Stored data entries:
▼

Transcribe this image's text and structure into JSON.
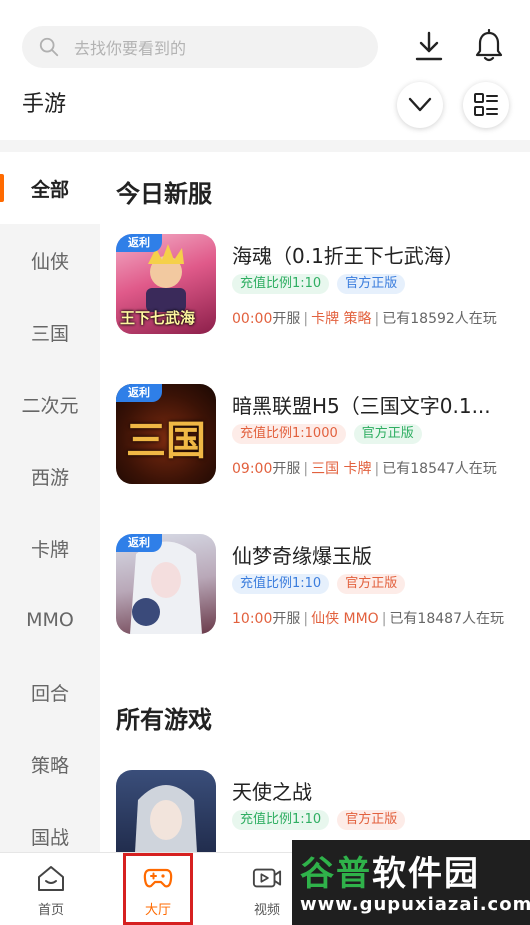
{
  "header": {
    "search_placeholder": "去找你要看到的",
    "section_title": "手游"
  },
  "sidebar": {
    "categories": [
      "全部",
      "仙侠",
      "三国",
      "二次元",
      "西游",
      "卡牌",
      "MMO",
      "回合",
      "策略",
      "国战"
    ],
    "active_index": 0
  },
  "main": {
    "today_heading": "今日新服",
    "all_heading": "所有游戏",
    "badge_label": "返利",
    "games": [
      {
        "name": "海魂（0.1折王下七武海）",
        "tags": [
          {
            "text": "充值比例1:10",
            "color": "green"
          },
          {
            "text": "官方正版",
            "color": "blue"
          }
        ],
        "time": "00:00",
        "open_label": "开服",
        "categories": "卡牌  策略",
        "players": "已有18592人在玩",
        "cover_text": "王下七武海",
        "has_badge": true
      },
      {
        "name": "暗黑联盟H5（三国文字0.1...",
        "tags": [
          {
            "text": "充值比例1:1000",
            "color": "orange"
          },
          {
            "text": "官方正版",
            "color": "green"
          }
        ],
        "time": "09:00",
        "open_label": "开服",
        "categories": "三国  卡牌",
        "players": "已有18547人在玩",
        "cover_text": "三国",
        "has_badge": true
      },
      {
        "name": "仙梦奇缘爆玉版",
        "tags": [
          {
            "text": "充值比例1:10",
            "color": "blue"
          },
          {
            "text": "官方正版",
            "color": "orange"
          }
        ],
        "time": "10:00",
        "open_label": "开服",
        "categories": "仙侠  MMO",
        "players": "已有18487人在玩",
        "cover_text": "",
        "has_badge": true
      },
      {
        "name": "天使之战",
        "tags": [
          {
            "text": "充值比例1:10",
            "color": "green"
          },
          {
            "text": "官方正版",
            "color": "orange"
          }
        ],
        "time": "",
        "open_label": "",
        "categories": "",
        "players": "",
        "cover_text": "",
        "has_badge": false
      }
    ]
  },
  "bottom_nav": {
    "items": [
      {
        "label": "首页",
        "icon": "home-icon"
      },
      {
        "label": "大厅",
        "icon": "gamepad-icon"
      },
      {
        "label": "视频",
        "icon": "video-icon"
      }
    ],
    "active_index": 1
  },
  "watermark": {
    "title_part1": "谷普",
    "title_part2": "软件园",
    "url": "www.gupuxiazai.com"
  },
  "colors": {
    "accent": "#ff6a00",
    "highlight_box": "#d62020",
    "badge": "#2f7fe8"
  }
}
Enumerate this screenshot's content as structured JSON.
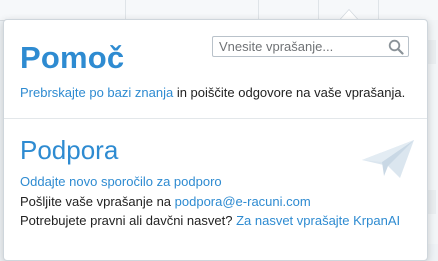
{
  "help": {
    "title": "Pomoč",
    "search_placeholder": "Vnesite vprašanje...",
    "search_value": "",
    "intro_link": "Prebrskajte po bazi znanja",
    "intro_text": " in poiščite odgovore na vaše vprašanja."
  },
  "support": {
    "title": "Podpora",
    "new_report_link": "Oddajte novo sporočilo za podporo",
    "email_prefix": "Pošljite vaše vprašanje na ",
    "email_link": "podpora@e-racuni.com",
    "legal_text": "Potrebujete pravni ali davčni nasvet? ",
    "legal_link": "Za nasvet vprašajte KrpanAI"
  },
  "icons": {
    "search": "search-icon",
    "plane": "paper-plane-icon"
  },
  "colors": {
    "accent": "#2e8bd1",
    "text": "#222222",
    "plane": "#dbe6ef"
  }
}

▲

With the pictures left out, transcribe the material exactly.

Transcribe this image's text and structure into JSON.
{
  "header": {
    "search_placeholder": "去找你要看到的",
    "section_title": "手游"
  },
  "sidebar": {
    "categories": [
      "全部",
      "仙侠",
      "三国",
      "二次元",
      "西游",
      "卡牌",
      "MMO",
      "回合",
      "策略",
      "国战"
    ],
    "active_index": 0
  },
  "main": {
    "today_heading": "今日新服",
    "all_heading": "所有游戏",
    "badge_label": "返利",
    "games": [
      {
        "name": "海魂（0.1折王下七武海）",
        "tags": [
          {
            "text": "充值比例1:10",
            "color": "green"
          },
          {
            "text": "官方正版",
            "color": "blue"
          }
        ],
        "time": "00:00",
        "open_label": "开服",
        "categories": "卡牌  策略",
        "players": "已有18592人在玩",
        "cover_text": "王下七武海",
        "has_badge": true
      },
      {
        "name": "暗黑联盟H5（三国文字0.1...",
        "tags": [
          {
            "text": "充值比例1:1000",
            "color": "orange"
          },
          {
            "text": "官方正版",
            "color": "green"
          }
        ],
        "time": "09:00",
        "open_label": "开服",
        "categories": "三国  卡牌",
        "players": "已有18547人在玩",
        "cover_text": "三国",
        "has_badge": true
      },
      {
        "name": "仙梦奇缘爆玉版",
        "tags": [
          {
            "text": "充值比例1:10",
            "color": "blue"
          },
          {
            "text": "官方正版",
            "color": "orange"
          }
        ],
        "time": "10:00",
        "open_label": "开服",
        "categories": "仙侠  MMO",
        "players": "已有18487人在玩",
        "cover_text": "",
        "has_badge": true
      },
      {
        "name": "天使之战",
        "tags": [
          {
            "text": "充值比例1:10",
            "color": "green"
          },
          {
            "text": "官方正版",
            "color": "orange"
          }
        ],
        "time": "",
        "open_label": "",
        "categories": "",
        "players": "",
        "cover_text": "",
        "has_badge": false
      }
    ]
  },
  "bottom_nav": {
    "items": [
      {
        "label": "首页",
        "icon": "home-icon"
      },
      {
        "label": "大厅",
        "icon": "gamepad-icon"
      },
      {
        "label": "视频",
        "icon": "video-icon"
      }
    ],
    "active_index": 1
  },
  "watermark": {
    "title_part1": "谷普",
    "title_part2": "软件园",
    "url": "www.gupuxiazai.com"
  },
  "colors": {
    "accent": "#ff6a00",
    "highlight_box": "#d62020",
    "badge": "#2f7fe8"
  }
}
Enumerate this screenshot's content as structured JSON.
{
  "help": {
    "title": "Pomoč",
    "search_placeholder": "Vnesite vprašanje...",
    "search_value": "",
    "intro_link": "Prebrskajte po bazi znanja",
    "intro_text": " in poiščite odgovore na vaše vprašanja."
  },
  "support": {
    "title": "Podpora",
    "new_report_link": "Oddajte novo sporočilo za podporo",
    "email_prefix": "Pošljite vaše vprašanje na ",
    "email_link": "podpora@e-racuni.com",
    "legal_text": "Potrebujete pravni ali davčni nasvet? ",
    "legal_link": "Za nasvet vprašajte KrpanAI"
  },
  "icons": {
    "search": "search-icon",
    "plane": "paper-plane-icon"
  },
  "colors": {
    "accent": "#2e8bd1",
    "text": "#222222",
    "plane": "#dbe6ef"
  }
}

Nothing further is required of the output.